Given request>
Return the whole listing exactly as it stands.

Data to process>

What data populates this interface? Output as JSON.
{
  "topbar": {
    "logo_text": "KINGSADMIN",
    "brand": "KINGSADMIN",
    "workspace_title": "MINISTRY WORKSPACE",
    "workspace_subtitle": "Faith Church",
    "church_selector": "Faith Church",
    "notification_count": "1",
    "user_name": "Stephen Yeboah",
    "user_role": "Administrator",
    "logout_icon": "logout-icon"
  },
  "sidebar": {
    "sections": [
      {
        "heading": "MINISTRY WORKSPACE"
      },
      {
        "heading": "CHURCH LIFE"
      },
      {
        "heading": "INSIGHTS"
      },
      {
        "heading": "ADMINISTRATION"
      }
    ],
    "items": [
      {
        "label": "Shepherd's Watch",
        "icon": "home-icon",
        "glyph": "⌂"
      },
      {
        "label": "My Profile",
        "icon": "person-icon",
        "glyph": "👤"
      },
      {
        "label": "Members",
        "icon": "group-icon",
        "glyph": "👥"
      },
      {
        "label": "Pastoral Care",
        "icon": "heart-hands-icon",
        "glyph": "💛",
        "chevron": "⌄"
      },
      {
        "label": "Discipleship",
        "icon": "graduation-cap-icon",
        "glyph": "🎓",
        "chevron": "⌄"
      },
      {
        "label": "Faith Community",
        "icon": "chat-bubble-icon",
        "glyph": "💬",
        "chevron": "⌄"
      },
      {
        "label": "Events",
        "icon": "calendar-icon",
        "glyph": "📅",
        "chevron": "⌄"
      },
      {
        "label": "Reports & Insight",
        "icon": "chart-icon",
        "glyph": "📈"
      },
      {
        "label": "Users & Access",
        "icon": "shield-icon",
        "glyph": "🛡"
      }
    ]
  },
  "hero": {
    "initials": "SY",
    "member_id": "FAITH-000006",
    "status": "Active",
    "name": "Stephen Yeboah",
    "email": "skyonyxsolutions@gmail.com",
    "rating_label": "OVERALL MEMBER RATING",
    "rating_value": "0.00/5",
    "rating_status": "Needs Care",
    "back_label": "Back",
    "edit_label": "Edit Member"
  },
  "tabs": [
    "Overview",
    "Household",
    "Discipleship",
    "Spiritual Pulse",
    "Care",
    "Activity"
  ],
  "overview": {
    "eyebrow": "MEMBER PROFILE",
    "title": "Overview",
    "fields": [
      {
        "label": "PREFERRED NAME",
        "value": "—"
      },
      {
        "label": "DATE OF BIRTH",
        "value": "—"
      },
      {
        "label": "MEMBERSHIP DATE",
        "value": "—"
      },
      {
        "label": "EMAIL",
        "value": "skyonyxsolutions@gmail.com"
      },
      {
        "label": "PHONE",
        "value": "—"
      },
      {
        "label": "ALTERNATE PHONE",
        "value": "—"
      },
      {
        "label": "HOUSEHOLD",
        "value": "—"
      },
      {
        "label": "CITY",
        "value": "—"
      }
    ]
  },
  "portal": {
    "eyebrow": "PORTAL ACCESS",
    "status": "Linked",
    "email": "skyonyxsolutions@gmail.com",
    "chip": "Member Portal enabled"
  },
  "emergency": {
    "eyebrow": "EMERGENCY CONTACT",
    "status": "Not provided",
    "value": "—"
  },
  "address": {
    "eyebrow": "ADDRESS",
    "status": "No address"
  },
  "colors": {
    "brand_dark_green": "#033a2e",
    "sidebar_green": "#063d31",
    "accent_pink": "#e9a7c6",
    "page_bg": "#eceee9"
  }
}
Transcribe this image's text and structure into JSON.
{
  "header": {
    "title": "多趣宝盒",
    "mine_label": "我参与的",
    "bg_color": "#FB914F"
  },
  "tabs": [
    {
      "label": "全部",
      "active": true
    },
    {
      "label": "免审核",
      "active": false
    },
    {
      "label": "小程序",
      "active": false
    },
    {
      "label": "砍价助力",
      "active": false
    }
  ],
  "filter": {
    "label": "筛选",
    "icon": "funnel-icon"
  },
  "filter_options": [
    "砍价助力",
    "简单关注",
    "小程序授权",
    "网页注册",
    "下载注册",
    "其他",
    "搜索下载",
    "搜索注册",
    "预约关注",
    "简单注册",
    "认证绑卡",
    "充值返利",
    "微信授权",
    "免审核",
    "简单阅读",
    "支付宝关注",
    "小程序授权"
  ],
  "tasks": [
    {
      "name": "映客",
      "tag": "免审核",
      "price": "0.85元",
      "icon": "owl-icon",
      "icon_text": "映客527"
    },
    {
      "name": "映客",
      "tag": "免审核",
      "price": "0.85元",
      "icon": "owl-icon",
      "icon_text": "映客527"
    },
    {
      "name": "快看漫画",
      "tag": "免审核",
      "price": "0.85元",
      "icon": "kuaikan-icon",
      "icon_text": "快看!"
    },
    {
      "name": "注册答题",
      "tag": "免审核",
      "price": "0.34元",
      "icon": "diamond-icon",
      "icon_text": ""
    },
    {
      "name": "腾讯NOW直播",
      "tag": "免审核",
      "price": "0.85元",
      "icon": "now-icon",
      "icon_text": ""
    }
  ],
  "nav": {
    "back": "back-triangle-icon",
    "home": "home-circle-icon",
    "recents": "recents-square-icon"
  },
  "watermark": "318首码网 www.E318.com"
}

Answer to this problem>
What data populates this interface? Output as JSON.
{
  "topbar": {
    "logo_text": "KINGSADMIN",
    "brand": "KINGSADMIN",
    "workspace_title": "MINISTRY WORKSPACE",
    "workspace_subtitle": "Faith Church",
    "church_selector": "Faith Church",
    "notification_count": "1",
    "user_name": "Stephen Yeboah",
    "user_role": "Administrator",
    "logout_icon": "logout-icon"
  },
  "sidebar": {
    "sections": [
      {
        "heading": "MINISTRY WORKSPACE"
      },
      {
        "heading": "CHURCH LIFE"
      },
      {
        "heading": "INSIGHTS"
      },
      {
        "heading": "ADMINISTRATION"
      }
    ],
    "items": [
      {
        "label": "Shepherd's Watch",
        "icon": "home-icon",
        "glyph": "⌂"
      },
      {
        "label": "My Profile",
        "icon": "person-icon",
        "glyph": "👤"
      },
      {
        "label": "Members",
        "icon": "group-icon",
        "glyph": "👥"
      },
      {
        "label": "Pastoral Care",
        "icon": "heart-hands-icon",
        "glyph": "💛",
        "chevron": "⌄"
      },
      {
        "label": "Discipleship",
        "icon": "graduation-cap-icon",
        "glyph": "🎓",
        "chevron": "⌄"
      },
      {
        "label": "Faith Community",
        "icon": "chat-bubble-icon",
        "glyph": "💬",
        "chevron": "⌄"
      },
      {
        "label": "Events",
        "icon": "calendar-icon",
        "glyph": "📅",
        "chevron": "⌄"
      },
      {
        "label": "Reports & Insight",
        "icon": "chart-icon",
        "glyph": "📈"
      },
      {
        "label": "Users & Access",
        "icon": "shield-icon",
        "glyph": "🛡"
      }
    ]
  },
  "hero": {
    "initials": "SY",
    "member_id": "FAITH-000006",
    "status": "Active",
    "name": "Stephen Yeboah",
    "email": "skyonyxsolutions@gmail.com",
    "rating_label": "OVERALL MEMBER RATING",
    "rating_value": "0.00/5",
    "rating_status": "Needs Care",
    "back_label": "Back",
    "edit_label": "Edit Member"
  },
  "tabs": [
    "Overview",
    "Household",
    "Discipleship",
    "Spiritual Pulse",
    "Care",
    "Activity"
  ],
  "overview": {
    "eyebrow": "MEMBER PROFILE",
    "title": "Overview",
    "fields": [
      {
        "label": "PREFERRED NAME",
        "value": "—"
      },
      {
        "label": "DATE OF BIRTH",
        "value": "—"
      },
      {
        "label": "MEMBERSHIP DATE",
        "value": "—"
      },
      {
        "label": "EMAIL",
        "value": "skyonyxsolutions@gmail.com"
      },
      {
        "label": "PHONE",
        "value": "—"
      },
      {
        "label": "ALTERNATE PHONE",
        "value": "—"
      },
      {
        "label": "HOUSEHOLD",
        "value": "—"
      },
      {
        "label": "CITY",
        "value": "—"
      }
    ]
  },
  "portal": {
    "eyebrow": "PORTAL ACCESS",
    "status": "Linked",
    "email": "skyonyxsolutions@gmail.com",
    "chip": "Member Portal enabled"
  },
  "emergency": {
    "eyebrow": "EMERGENCY CONTACT",
    "status": "Not provided",
    "value": "—"
  },
  "address": {
    "eyebrow": "ADDRESS",
    "status": "No address"
  },
  "colors": {
    "brand_dark_green": "#033a2e",
    "sidebar_green": "#063d31",
    "accent_pink": "#e9a7c6",
    "page_bg": "#eceee9"
  }
}
Transcribe this image's text and structure into JSON.
{
  "header": {
    "title": "多趣宝盒",
    "mine_label": "我参与的",
    "bg_color": "#FB914F"
  },
  "tabs": [
    {
      "label": "全部",
      "active": true
    },
    {
      "label": "免审核",
      "active": false
    },
    {
      "label": "小程序",
      "active": false
    },
    {
      "label": "砍价助力",
      "active": false
    }
  ],
  "filter": {
    "label": "筛选",
    "icon": "funnel-icon"
  },
  "filter_options": [
    "砍价助力",
    "简单关注",
    "小程序授权",
    "网页注册",
    "下载注册",
    "其他",
    "搜索下载",
    "搜索注册",
    "预约关注",
    "简单注册",
    "认证绑卡",
    "充值返利",
    "微信授权",
    "免审核",
    "简单阅读",
    "支付宝关注",
    "小程序授权"
  ],
  "tasks": [
    {
      "name": "映客",
      "tag": "免审核",
      "price": "0.85元",
      "icon": "owl-icon",
      "icon_text": "映客527"
    },
    {
      "name": "映客",
      "tag": "免审核",
      "price": "0.85元",
      "icon": "owl-icon",
      "icon_text": "映客527"
    },
    {
      "name": "快看漫画",
      "tag": "免审核",
      "price": "0.85元",
      "icon": "kuaikan-icon",
      "icon_text": "快看!"
    },
    {
      "name": "注册答题",
      "tag": "免审核",
      "price": "0.34元",
      "icon": "diamond-icon",
      "icon_text": ""
    },
    {
      "name": "腾讯NOW直播",
      "tag": "免审核",
      "price": "0.85元",
      "icon": "now-icon",
      "icon_text": ""
    }
  ],
  "nav": {
    "back": "back-triangle-icon",
    "home": "home-circle-icon",
    "recents": "recents-square-icon"
  },
  "watermark": "318首码网 www.E318.com"
}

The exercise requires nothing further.